» **Given instruction**: Lines containing the word "在下面画上" are to be located and copied.

» **Entries**:
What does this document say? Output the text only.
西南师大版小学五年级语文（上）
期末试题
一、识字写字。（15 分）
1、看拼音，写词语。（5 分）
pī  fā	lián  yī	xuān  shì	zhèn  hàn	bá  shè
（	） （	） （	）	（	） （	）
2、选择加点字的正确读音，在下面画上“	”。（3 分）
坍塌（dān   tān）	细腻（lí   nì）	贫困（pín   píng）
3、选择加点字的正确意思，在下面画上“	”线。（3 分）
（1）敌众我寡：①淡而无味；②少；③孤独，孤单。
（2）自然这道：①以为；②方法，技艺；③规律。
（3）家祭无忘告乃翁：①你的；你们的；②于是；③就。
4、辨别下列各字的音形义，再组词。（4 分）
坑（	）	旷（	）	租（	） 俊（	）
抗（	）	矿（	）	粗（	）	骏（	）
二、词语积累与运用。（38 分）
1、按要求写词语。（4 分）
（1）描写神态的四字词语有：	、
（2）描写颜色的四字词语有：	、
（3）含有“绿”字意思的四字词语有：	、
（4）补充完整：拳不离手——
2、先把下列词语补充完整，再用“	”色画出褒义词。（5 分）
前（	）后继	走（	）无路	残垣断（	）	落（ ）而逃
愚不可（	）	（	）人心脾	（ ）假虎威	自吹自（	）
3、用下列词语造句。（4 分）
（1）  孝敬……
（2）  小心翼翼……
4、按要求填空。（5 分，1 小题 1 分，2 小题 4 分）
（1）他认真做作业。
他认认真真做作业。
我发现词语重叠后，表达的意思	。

» **Response to the task**:
2、选择加点字的正确读音，在下面画上“	”。（3 分）
3、选择加点字的正确意思，在下面画上“	”线。（3 分）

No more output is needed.